======== Provided entries ========

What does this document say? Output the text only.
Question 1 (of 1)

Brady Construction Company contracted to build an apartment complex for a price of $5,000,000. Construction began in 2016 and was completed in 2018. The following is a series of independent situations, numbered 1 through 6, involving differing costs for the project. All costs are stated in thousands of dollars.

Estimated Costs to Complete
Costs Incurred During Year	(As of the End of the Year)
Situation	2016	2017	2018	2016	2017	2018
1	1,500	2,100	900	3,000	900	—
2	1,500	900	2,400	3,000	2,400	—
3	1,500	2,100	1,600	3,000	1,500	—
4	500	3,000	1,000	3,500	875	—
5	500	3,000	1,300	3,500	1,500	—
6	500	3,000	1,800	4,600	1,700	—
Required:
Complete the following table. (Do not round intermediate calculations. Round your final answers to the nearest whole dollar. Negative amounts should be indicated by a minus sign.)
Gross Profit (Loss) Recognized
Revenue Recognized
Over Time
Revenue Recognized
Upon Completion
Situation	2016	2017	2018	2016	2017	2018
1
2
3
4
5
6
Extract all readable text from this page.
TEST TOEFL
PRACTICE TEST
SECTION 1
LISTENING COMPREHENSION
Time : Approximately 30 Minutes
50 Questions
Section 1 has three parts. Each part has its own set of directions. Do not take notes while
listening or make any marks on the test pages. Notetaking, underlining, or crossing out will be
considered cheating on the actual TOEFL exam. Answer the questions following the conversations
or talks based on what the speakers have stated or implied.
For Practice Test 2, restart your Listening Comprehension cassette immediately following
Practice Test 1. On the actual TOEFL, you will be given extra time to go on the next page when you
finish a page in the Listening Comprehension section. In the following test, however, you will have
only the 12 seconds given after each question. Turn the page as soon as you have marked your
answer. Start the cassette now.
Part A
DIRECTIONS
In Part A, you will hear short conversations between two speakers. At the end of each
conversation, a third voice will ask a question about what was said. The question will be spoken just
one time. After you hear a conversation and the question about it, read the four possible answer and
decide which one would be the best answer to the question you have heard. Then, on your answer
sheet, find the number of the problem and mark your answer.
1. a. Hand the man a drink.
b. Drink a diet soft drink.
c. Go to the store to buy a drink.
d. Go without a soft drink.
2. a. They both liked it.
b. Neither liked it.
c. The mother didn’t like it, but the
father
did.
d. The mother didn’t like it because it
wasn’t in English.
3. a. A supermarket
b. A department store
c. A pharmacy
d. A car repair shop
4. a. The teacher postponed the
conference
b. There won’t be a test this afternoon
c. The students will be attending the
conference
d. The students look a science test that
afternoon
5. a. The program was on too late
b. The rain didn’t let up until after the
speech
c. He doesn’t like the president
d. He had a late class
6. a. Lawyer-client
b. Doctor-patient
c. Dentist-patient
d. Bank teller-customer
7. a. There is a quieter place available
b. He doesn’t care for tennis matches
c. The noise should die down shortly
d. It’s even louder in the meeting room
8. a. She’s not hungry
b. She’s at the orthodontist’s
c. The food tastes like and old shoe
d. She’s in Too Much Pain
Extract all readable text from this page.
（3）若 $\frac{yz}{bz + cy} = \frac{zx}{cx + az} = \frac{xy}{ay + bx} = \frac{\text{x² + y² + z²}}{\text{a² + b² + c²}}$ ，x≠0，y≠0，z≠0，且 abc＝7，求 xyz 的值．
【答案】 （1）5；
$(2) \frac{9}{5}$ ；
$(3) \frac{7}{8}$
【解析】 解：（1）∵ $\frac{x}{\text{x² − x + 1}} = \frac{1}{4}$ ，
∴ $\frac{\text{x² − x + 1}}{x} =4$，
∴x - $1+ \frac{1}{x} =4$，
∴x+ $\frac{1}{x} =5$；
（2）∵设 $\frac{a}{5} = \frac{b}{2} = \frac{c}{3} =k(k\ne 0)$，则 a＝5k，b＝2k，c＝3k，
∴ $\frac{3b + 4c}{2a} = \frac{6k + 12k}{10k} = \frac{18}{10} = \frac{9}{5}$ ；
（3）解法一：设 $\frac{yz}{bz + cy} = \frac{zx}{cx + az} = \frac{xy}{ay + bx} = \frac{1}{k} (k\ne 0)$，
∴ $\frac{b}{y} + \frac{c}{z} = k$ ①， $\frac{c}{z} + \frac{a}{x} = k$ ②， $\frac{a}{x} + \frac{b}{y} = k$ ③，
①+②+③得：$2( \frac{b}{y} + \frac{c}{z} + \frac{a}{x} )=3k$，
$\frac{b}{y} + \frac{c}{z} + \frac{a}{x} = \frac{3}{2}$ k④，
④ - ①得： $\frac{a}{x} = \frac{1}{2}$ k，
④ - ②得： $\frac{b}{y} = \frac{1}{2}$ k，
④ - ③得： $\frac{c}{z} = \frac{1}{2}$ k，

========

Required task:
Return only those lines of the records that contain the string "late".

Answer to this exercise:
5. a. The program was on too late
d. He had a late class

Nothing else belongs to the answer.